Exercise brief
Copy down all of the data underneath, exactly as shown.
— start of Extracted data —
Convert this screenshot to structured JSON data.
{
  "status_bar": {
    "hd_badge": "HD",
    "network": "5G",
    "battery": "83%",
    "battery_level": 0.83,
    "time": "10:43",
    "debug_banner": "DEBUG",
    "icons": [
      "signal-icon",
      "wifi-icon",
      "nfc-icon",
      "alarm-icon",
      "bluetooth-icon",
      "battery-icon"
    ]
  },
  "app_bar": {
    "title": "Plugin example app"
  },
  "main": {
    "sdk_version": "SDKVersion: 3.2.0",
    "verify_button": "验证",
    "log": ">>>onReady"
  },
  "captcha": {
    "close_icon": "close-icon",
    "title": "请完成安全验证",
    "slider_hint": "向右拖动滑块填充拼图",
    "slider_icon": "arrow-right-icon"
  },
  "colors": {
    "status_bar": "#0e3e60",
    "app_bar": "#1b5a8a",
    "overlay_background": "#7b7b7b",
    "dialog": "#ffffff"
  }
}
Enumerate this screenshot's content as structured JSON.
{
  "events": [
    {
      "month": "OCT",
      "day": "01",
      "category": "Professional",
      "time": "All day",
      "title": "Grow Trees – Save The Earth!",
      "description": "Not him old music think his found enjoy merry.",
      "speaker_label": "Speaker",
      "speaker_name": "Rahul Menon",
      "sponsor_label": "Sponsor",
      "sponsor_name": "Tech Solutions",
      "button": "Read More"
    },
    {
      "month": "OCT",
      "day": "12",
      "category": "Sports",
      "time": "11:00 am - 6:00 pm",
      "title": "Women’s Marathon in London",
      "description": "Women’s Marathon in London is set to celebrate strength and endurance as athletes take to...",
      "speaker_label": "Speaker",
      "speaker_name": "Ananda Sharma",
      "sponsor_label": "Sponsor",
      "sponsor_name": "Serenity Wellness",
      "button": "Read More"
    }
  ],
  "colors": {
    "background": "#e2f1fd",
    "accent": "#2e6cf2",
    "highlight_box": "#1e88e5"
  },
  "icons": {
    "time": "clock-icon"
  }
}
— end of Extracted data —
Response to the task
Convert this screenshot to structured JSON data.
{
  "status_bar": {
    "hd_badge": "HD",
    "network": "5G",
    "battery": "83%",
    "battery_level": 0.83,
    "time": "10:43",
    "debug_banner": "DEBUG",
    "icons": [
      "signal-icon",
      "wifi-icon",
      "nfc-icon",
      "alarm-icon",
      "bluetooth-icon",
      "battery-icon"
    ]
  },
  "app_bar": {
    "title": "Plugin example app"
  },
  "main": {
    "sdk_version": "SDKVersion: 3.2.0",
    "verify_button": "验证",
    "log": ">>>onReady"
  },
  "captcha": {
    "close_icon": "close-icon",
    "title": "请完成安全验证",
    "slider_hint": "向右拖动滑块填充拼图",
    "slider_icon": "arrow-right-icon"
  },
  "colors": {
    "status_bar": "#0e3e60",
    "app_bar": "#1b5a8a",
    "overlay_background": "#7b7b7b",
    "dialog": "#ffffff"
  }
}
Enumerate this screenshot's content as structured JSON.
{
  "events": [
    {
      "month": "OCT",
      "day": "01",
      "category": "Professional",
      "time": "All day",
      "title": "Grow Trees – Save The Earth!",
      "description": "Not him old music think his found enjoy merry.",
      "speaker_label": "Speaker",
      "speaker_name": "Rahul Menon",
      "sponsor_label": "Sponsor",
      "sponsor_name": "Tech Solutions",
      "button": "Read More"
    },
    {
      "month": "OCT",
      "day": "12",
      "category": "Sports",
      "time": "11:00 am - 6:00 pm",
      "title": "Women’s Marathon in London",
      "description": "Women’s Marathon in London is set to celebrate strength and endurance as athletes take to...",
      "speaker_label": "Speaker",
      "speaker_name": "Ananda Sharma",
      "sponsor_label": "Sponsor",
      "sponsor_name": "Serenity Wellness",
      "button": "Read More"
    }
  ],
  "colors": {
    "background": "#e2f1fd",
    "accent": "#2e6cf2",
    "highlight_box": "#1e88e5"
  },
  "icons": {
    "time": "clock-icon"
  }
}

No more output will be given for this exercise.